**Extracted records:**

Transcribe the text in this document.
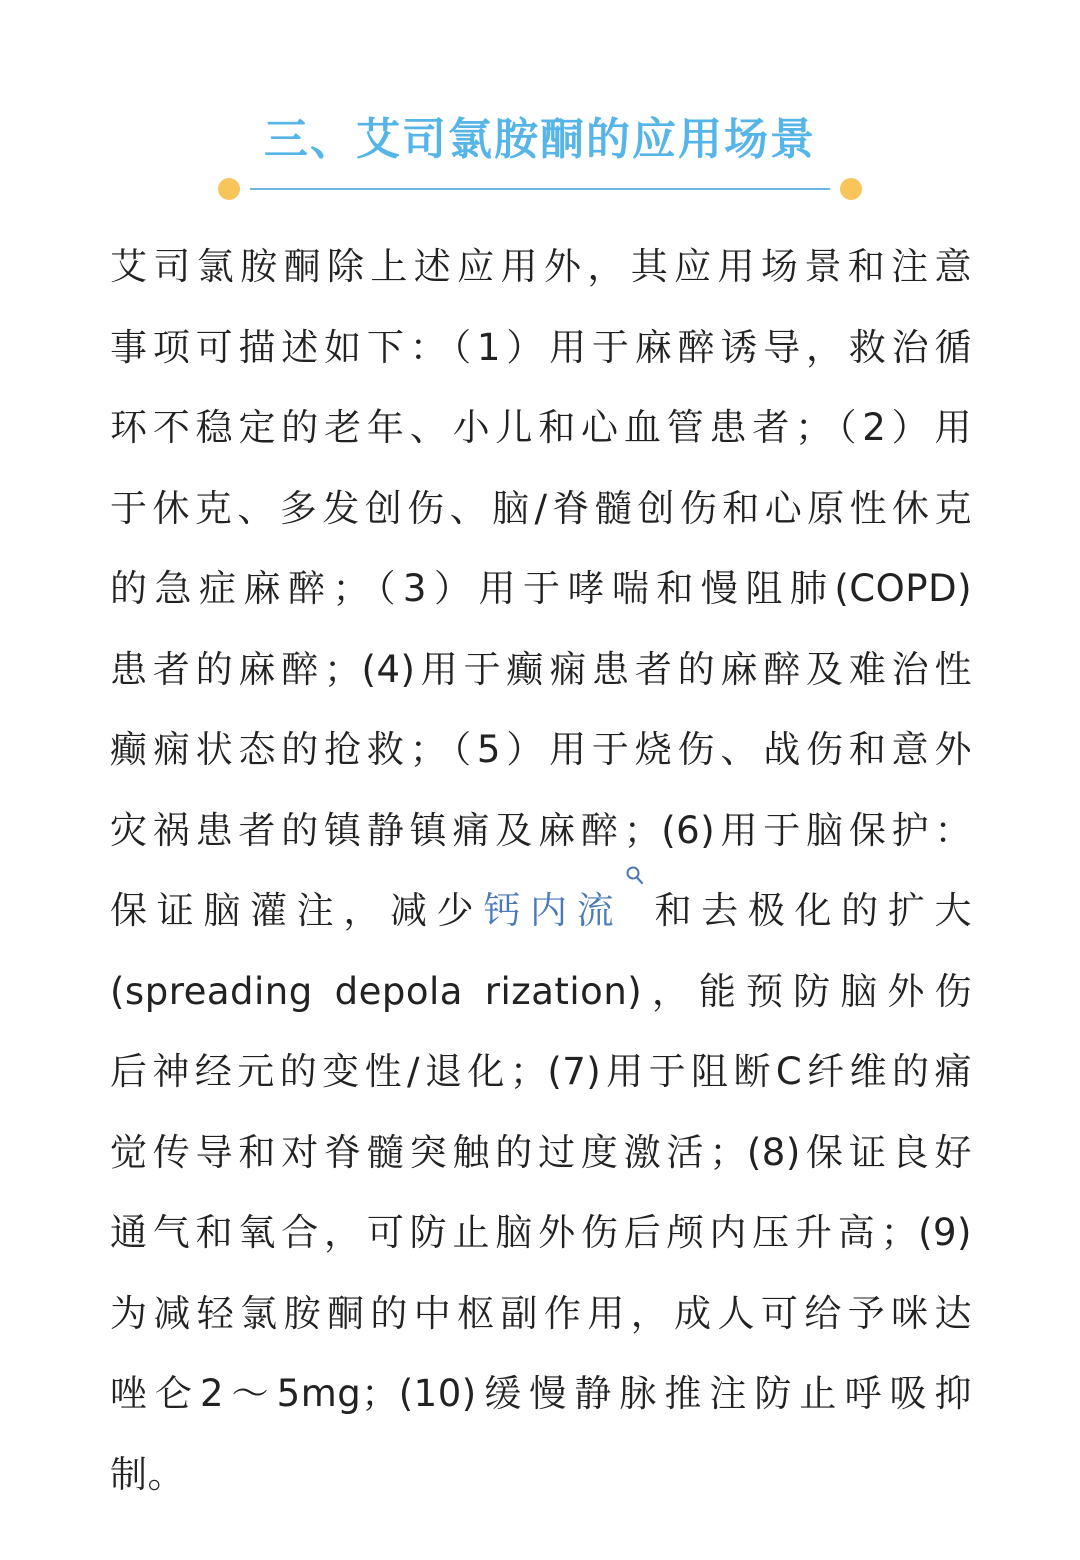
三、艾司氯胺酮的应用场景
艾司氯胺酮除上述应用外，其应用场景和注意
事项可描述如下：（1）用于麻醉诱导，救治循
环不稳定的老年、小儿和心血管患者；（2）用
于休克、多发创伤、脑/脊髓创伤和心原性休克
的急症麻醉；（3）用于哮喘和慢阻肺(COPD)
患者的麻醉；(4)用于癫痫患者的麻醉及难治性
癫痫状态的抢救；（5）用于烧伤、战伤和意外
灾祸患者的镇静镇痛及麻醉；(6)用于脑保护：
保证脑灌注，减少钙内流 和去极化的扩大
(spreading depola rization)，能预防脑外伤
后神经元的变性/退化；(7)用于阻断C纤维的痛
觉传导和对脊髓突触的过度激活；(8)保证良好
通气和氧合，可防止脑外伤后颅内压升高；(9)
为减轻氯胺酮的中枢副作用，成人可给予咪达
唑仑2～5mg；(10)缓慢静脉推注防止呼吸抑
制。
...
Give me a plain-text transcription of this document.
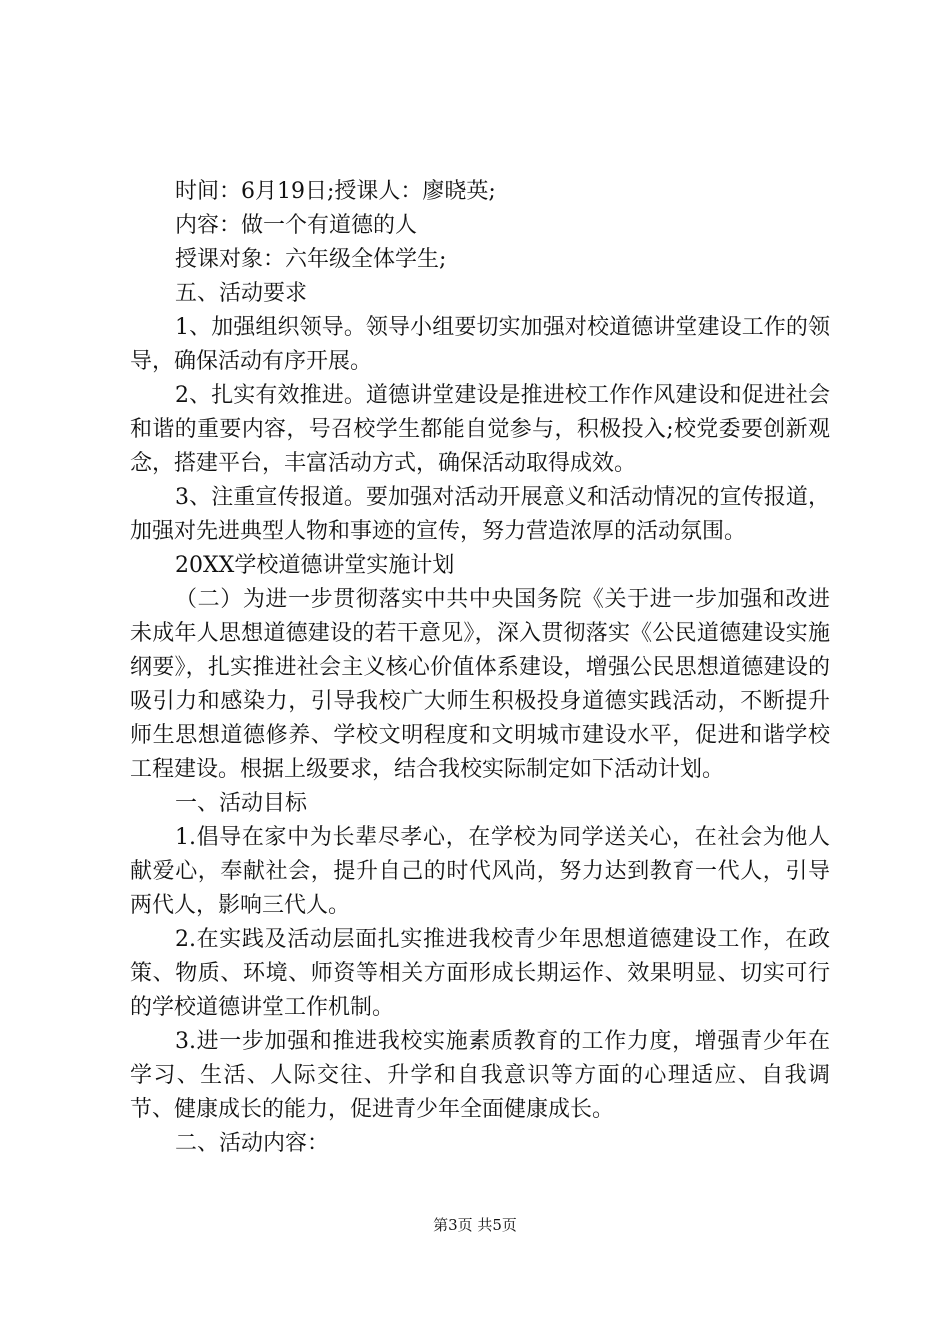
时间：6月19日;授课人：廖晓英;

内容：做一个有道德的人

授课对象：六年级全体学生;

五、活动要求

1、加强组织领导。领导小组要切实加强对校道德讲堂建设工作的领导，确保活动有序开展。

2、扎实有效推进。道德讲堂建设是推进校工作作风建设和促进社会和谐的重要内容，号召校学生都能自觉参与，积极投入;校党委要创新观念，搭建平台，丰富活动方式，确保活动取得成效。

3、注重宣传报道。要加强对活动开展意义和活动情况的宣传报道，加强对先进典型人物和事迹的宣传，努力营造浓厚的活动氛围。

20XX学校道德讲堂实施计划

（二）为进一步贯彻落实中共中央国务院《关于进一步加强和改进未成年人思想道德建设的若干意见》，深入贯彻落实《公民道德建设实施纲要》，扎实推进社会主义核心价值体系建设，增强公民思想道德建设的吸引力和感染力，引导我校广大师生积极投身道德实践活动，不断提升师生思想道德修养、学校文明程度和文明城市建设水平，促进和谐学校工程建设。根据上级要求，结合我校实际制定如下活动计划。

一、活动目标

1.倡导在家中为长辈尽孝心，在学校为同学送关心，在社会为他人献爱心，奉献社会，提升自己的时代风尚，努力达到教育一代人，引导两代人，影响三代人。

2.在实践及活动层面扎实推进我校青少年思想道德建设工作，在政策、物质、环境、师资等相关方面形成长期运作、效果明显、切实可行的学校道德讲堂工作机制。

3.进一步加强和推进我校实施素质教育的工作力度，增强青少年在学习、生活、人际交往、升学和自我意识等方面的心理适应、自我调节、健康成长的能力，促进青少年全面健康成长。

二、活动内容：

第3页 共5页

**PROBLEM STATEMENT:**
List all lines in the material containing the string "text".

**TASK RESPONSE:**
Transcribe the text in this document.
Give me a plain-text transcription of this document.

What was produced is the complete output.